— begin Dataset records —

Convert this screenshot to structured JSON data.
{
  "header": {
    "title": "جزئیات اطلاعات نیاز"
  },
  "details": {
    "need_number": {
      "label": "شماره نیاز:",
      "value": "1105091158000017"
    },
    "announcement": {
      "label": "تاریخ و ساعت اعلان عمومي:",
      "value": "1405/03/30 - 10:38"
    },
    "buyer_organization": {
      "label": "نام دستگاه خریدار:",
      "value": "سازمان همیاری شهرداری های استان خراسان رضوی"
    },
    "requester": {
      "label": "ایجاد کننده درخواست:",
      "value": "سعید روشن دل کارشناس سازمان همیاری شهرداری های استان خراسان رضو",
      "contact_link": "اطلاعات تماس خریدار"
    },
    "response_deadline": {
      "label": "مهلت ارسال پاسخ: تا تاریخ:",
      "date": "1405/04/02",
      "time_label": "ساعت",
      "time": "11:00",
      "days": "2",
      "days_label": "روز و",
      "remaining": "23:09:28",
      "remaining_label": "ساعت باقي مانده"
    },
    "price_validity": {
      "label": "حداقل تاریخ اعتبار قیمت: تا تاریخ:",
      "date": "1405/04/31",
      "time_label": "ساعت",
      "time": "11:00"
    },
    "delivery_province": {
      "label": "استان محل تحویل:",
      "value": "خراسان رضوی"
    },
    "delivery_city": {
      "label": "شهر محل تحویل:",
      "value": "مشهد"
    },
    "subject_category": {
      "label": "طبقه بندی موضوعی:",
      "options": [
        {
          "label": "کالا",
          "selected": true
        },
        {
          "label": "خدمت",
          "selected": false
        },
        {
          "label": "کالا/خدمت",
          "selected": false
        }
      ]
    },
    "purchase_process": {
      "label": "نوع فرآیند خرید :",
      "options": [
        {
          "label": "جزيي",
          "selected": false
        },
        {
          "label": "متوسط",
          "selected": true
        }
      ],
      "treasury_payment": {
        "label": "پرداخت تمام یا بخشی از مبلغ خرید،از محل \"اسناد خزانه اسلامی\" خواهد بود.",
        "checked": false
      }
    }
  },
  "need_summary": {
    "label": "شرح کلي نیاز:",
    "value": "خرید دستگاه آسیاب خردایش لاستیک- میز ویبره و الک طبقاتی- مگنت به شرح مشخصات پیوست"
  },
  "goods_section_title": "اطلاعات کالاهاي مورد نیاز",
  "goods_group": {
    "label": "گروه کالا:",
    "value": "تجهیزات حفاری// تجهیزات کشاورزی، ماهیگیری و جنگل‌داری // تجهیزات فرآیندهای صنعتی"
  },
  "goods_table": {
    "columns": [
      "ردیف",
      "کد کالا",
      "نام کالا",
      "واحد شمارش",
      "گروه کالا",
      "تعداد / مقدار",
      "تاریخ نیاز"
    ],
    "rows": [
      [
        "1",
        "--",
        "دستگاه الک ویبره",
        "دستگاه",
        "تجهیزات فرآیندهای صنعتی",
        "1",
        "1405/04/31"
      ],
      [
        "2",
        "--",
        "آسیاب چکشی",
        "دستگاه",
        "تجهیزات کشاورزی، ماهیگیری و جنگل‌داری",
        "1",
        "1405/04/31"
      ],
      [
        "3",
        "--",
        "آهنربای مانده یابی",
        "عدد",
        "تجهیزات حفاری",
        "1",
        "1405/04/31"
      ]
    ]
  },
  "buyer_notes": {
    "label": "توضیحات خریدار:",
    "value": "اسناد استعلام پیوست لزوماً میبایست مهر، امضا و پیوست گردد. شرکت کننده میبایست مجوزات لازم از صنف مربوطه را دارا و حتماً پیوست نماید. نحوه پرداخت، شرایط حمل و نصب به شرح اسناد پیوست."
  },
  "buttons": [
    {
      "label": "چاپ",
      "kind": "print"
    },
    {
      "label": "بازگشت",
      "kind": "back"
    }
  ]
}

— end Dataset records —

→ Task description: Reproduce the material above, every line of it, exactly.

→ Problem solution:
Convert this screenshot to structured JSON data.
{
  "header": {
    "title": "جزئیات اطلاعات نیاز"
  },
  "details": {
    "need_number": {
      "label": "شماره نیاز:",
      "value": "1105091158000017"
    },
    "announcement": {
      "label": "تاریخ و ساعت اعلان عمومي:",
      "value": "1405/03/30 - 10:38"
    },
    "buyer_organization": {
      "label": "نام دستگاه خریدار:",
      "value": "سازمان همیاری شهرداری های استان خراسان رضوی"
    },
    "requester": {
      "label": "ایجاد کننده درخواست:",
      "value": "سعید روشن دل کارشناس سازمان همیاری شهرداری های استان خراسان رضو",
      "contact_link": "اطلاعات تماس خریدار"
    },
    "response_deadline": {
      "label": "مهلت ارسال پاسخ: تا تاریخ:",
      "date": "1405/04/02",
      "time_label": "ساعت",
      "time": "11:00",
      "days": "2",
      "days_label": "روز و",
      "remaining": "23:09:28",
      "remaining_label": "ساعت باقي مانده"
    },
    "price_validity": {
      "label": "حداقل تاریخ اعتبار قیمت: تا تاریخ:",
      "date": "1405/04/31",
      "time_label": "ساعت",
      "time": "11:00"
    },
    "delivery_province": {
      "label": "استان محل تحویل:",
      "value": "خراسان رضوی"
    },
    "delivery_city": {
      "label": "شهر محل تحویل:",
      "value": "مشهد"
    },
    "subject_category": {
      "label": "طبقه بندی موضوعی:",
      "options": [
        {
          "label": "کالا",
          "selected": true
        },
        {
          "label": "خدمت",
          "selected": false
        },
        {
          "label": "کالا/خدمت",
          "selected": false
        }
      ]
    },
    "purchase_process": {
      "label": "نوع فرآیند خرید :",
      "options": [
        {
          "label": "جزيي",
          "selected": false
        },
        {
          "label": "متوسط",
          "selected": true
        }
      ],
      "treasury_payment": {
        "label": "پرداخت تمام یا بخشی از مبلغ خرید،از محل \"اسناد خزانه اسلامی\" خواهد بود.",
        "checked": false
      }
    }
  },
  "need_summary": {
    "label": "شرح کلي نیاز:",
    "value": "خرید دستگاه آسیاب خردایش لاستیک- میز ویبره و الک طبقاتی- مگنت به شرح مشخصات پیوست"
  },
  "goods_section_title": "اطلاعات کالاهاي مورد نیاز",
  "goods_group": {
    "label": "گروه کالا:",
    "value": "تجهیزات حفاری// تجهیزات کشاورزی، ماهیگیری و جنگل‌داری // تجهیزات فرآیندهای صنعتی"
  },
  "goods_table": {
    "columns": [
      "ردیف",
      "کد کالا",
      "نام کالا",
      "واحد شمارش",
      "گروه کالا",
      "تعداد / مقدار",
      "تاریخ نیاز"
    ],
    "rows": [
      [
        "1",
        "--",
        "دستگاه الک ویبره",
        "دستگاه",
        "تجهیزات فرآیندهای صنعتی",
        "1",
        "1405/04/31"
      ],
      [
        "2",
        "--",
        "آسیاب چکشی",
        "دستگاه",
        "تجهیزات کشاورزی، ماهیگیری و جنگل‌داری",
        "1",
        "1405/04/31"
      ],
      [
        "3",
        "--",
        "آهنربای مانده یابی",
        "عدد",
        "تجهیزات حفاری",
        "1",
        "1405/04/31"
      ]
    ]
  },
  "buyer_notes": {
    "label": "توضیحات خریدار:",
    "value": "اسناد استعلام پیوست لزوماً میبایست مهر، امضا و پیوست گردد. شرکت کننده میبایست مجوزات لازم از صنف مربوطه را دارا و حتماً پیوست نماید. نحوه پرداخت، شرایط حمل و نصب به شرح اسناد پیوست."
  },
  "buttons": [
    {
      "label": "چاپ",
      "kind": "print"
    },
    {
      "label": "بازگشت",
      "kind": "back"
    }
  ]
}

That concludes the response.